EXERCISE GOAL: Find the lines that hold the word "JSON" and return them.
--- START OF DATASET ---
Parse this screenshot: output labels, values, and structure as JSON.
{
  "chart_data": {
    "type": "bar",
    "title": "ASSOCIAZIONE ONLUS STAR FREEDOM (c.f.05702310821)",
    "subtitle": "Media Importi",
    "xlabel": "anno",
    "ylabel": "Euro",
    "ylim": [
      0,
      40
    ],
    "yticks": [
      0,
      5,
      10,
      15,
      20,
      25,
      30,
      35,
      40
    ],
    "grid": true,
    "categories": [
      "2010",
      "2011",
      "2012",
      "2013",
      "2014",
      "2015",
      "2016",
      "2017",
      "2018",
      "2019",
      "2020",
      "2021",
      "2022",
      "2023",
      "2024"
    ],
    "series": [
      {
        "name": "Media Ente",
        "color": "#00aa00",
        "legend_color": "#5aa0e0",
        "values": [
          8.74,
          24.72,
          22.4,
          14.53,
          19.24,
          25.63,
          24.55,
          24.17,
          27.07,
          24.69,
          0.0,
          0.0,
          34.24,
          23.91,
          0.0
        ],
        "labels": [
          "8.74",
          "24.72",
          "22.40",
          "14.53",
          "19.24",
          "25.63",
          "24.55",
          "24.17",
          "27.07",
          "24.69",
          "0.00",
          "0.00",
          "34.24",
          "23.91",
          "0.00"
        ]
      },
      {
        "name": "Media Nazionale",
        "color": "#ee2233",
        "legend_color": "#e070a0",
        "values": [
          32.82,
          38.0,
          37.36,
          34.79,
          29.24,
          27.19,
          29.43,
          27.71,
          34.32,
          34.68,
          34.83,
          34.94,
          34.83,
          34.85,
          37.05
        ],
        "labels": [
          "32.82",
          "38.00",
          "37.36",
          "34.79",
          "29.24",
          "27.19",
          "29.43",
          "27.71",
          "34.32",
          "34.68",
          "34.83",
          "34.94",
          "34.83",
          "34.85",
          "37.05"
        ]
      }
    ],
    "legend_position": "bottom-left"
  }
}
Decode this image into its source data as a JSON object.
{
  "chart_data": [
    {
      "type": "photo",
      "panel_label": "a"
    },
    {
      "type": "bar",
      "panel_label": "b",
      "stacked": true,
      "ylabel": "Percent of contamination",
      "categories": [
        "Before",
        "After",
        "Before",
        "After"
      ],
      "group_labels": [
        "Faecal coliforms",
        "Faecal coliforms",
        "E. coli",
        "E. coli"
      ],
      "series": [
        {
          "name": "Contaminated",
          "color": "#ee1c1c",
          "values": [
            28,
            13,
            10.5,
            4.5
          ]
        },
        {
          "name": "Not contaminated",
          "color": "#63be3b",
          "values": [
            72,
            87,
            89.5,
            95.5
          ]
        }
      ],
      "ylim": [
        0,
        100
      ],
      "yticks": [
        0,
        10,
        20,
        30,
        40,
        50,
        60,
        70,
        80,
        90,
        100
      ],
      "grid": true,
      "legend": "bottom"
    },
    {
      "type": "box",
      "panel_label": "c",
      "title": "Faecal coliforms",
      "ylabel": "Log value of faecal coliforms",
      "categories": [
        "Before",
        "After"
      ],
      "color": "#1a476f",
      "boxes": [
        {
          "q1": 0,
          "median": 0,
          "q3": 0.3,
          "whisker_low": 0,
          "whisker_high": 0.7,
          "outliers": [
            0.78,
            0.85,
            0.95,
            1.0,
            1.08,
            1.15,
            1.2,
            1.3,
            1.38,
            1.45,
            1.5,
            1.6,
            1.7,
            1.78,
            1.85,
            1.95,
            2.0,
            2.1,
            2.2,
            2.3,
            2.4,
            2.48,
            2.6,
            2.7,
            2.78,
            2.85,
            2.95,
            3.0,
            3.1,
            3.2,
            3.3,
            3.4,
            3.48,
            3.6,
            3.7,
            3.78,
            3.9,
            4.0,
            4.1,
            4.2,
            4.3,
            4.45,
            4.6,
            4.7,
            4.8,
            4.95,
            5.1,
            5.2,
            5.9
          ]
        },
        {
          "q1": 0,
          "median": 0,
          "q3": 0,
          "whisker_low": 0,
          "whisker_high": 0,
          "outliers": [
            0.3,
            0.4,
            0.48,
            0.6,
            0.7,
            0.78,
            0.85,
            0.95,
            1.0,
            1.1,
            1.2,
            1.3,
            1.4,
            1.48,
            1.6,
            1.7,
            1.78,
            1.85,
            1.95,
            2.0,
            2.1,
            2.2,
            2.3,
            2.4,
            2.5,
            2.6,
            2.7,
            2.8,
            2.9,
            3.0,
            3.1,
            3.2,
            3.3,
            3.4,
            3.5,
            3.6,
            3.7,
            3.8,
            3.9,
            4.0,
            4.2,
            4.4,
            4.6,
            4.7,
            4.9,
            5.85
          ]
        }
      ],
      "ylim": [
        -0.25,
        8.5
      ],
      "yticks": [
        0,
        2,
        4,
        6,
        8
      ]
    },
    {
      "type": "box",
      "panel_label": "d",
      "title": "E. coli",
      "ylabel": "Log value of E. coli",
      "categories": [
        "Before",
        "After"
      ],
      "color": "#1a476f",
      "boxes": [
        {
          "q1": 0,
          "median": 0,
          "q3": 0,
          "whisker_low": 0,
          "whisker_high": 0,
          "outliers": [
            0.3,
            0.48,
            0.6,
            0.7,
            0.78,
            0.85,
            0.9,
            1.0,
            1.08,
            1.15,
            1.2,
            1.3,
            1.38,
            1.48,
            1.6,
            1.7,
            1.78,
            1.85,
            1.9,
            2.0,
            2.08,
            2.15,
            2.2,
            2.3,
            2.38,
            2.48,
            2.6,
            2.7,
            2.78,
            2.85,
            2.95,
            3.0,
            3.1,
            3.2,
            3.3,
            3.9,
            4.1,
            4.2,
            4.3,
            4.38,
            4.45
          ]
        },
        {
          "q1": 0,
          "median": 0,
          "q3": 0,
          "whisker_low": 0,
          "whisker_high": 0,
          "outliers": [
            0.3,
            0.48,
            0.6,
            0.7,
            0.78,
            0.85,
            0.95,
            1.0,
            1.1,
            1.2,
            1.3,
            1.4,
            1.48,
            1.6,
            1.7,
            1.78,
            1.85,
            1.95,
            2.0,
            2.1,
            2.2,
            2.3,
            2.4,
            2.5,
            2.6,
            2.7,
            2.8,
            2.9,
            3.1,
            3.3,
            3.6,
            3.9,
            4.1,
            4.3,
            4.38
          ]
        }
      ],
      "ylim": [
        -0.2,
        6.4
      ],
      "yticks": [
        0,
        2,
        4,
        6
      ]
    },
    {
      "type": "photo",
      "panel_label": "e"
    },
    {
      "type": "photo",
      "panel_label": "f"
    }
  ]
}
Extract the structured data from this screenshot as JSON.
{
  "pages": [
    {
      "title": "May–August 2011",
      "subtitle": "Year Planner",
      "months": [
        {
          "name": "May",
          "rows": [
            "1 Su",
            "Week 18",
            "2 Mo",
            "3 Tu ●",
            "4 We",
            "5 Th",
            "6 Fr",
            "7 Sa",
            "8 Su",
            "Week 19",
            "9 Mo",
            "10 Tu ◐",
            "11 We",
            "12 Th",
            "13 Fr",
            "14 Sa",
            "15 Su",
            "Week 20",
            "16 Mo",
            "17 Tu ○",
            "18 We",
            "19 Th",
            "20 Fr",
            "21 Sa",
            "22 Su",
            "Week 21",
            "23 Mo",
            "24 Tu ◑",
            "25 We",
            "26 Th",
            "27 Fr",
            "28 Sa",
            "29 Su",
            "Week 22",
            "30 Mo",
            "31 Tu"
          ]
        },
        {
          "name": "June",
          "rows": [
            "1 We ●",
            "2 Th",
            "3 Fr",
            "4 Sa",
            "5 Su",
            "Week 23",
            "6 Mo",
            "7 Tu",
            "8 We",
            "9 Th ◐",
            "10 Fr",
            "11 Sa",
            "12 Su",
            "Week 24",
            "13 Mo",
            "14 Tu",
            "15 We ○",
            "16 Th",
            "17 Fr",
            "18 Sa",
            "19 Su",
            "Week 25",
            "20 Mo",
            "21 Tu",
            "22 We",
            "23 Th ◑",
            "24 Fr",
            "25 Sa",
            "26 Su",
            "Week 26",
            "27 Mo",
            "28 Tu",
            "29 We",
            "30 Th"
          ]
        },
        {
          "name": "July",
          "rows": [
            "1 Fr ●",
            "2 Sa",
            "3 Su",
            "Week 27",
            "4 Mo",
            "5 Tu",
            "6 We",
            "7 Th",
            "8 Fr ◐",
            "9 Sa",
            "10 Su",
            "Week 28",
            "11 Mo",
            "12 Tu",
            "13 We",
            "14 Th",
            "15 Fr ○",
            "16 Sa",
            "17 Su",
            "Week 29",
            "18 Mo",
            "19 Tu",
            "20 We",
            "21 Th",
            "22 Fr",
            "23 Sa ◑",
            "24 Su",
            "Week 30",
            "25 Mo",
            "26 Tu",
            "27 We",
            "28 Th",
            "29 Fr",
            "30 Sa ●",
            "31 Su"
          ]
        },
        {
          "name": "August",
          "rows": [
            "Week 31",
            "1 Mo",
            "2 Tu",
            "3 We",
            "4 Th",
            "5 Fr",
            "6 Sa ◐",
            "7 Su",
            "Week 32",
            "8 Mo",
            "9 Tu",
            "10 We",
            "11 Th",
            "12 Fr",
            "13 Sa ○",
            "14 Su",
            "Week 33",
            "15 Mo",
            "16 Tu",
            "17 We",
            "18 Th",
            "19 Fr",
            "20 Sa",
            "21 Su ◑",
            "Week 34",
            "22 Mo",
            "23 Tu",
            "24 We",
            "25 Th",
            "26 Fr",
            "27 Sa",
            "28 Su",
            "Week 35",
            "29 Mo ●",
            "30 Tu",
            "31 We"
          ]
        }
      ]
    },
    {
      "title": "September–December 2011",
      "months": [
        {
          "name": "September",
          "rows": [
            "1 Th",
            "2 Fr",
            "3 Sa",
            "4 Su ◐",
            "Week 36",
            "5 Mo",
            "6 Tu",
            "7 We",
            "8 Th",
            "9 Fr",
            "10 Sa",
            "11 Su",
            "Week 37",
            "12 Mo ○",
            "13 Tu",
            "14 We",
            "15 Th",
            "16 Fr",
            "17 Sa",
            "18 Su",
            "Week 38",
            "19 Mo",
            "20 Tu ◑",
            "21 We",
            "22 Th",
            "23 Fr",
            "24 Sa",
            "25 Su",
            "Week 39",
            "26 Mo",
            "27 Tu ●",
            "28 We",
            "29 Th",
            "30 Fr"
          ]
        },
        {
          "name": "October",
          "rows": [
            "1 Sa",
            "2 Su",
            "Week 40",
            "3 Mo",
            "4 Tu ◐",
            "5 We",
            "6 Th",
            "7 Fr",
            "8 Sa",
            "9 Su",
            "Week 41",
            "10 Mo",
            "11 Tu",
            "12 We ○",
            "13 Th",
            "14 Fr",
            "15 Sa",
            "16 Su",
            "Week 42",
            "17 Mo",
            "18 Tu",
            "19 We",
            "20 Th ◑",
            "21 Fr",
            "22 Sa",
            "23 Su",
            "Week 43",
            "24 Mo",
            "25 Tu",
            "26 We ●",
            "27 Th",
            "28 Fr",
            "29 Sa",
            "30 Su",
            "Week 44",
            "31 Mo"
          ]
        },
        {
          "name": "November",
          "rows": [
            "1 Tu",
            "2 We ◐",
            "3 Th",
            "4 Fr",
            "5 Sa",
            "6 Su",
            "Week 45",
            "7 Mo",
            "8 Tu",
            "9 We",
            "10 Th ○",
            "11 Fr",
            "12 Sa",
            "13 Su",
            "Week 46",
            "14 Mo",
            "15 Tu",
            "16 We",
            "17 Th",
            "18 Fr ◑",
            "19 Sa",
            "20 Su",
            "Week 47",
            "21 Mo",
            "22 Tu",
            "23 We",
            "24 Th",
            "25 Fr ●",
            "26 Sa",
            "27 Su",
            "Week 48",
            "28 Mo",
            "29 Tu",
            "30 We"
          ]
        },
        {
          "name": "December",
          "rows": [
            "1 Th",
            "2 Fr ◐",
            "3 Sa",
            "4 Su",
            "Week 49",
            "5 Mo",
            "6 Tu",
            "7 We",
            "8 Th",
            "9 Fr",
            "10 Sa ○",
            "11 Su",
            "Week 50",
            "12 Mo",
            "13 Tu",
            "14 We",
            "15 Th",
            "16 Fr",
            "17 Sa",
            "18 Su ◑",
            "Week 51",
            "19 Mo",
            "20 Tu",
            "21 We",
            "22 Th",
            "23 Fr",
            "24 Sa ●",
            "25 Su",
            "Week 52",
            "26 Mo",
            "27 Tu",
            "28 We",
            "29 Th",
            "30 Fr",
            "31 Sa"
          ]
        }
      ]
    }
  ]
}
--- END OF DATASET ---
SOLUTION:
Parse this screenshot: output labels, values, and structure as JSON.
Decode this image into its source data as a JSON object.
Extract the structured data from this screenshot as JSON.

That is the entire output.